■ TASK DIRECTIONS: Please find all lines in the data that hold the string "name" and copy them.

(Data entries for graphics)
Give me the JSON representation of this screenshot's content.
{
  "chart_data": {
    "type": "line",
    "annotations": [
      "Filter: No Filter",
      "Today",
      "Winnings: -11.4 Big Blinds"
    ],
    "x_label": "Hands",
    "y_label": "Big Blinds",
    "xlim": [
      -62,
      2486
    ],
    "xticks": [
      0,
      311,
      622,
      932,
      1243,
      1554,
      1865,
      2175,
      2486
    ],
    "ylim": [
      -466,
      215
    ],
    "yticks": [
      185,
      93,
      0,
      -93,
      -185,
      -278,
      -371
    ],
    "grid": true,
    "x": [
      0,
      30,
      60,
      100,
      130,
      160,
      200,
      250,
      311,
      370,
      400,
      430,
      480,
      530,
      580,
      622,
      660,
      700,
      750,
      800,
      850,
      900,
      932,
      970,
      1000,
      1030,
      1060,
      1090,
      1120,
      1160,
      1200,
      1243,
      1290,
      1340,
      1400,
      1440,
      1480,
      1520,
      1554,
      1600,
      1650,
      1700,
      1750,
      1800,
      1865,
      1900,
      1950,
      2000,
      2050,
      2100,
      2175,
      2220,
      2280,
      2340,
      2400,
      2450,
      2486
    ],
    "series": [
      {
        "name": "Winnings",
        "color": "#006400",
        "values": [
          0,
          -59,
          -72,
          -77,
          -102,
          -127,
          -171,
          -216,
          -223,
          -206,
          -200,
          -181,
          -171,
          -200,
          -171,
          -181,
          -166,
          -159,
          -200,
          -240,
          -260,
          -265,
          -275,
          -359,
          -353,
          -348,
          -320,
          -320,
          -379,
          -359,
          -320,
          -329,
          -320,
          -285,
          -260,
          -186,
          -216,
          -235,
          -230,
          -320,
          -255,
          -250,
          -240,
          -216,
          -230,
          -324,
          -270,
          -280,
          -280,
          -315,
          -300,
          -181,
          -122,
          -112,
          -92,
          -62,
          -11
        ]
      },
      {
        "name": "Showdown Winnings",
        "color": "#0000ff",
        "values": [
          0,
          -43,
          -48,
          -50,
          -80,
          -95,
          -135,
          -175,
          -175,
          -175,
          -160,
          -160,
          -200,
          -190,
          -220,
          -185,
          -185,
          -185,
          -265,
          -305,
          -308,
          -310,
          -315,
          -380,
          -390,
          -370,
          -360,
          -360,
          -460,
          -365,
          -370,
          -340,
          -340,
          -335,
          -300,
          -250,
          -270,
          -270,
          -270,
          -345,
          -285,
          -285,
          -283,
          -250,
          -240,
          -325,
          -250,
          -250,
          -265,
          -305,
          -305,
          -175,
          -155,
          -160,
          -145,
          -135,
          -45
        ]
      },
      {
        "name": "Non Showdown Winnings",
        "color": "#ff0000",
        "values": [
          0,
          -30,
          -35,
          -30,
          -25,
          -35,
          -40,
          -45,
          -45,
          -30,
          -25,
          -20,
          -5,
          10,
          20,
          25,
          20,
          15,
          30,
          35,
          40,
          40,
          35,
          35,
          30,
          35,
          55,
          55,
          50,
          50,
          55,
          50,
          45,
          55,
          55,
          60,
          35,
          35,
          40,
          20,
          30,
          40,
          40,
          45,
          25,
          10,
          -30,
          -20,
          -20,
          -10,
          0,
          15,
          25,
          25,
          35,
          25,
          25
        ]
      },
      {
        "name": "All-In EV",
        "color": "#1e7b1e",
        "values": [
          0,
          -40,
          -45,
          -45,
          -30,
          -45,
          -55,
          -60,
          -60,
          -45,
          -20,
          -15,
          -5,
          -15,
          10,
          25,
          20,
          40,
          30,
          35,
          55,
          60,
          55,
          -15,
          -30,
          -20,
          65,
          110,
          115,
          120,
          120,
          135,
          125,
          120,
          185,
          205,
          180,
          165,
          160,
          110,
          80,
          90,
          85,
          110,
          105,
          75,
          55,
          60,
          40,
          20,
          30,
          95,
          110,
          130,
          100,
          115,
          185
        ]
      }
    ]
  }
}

■ COMPLETE OUTPUT:
        "name": "Winnings",
        "name": "Showdown Winnings",
        "name": "Non Showdown Winnings",
        "name": "All-In EV",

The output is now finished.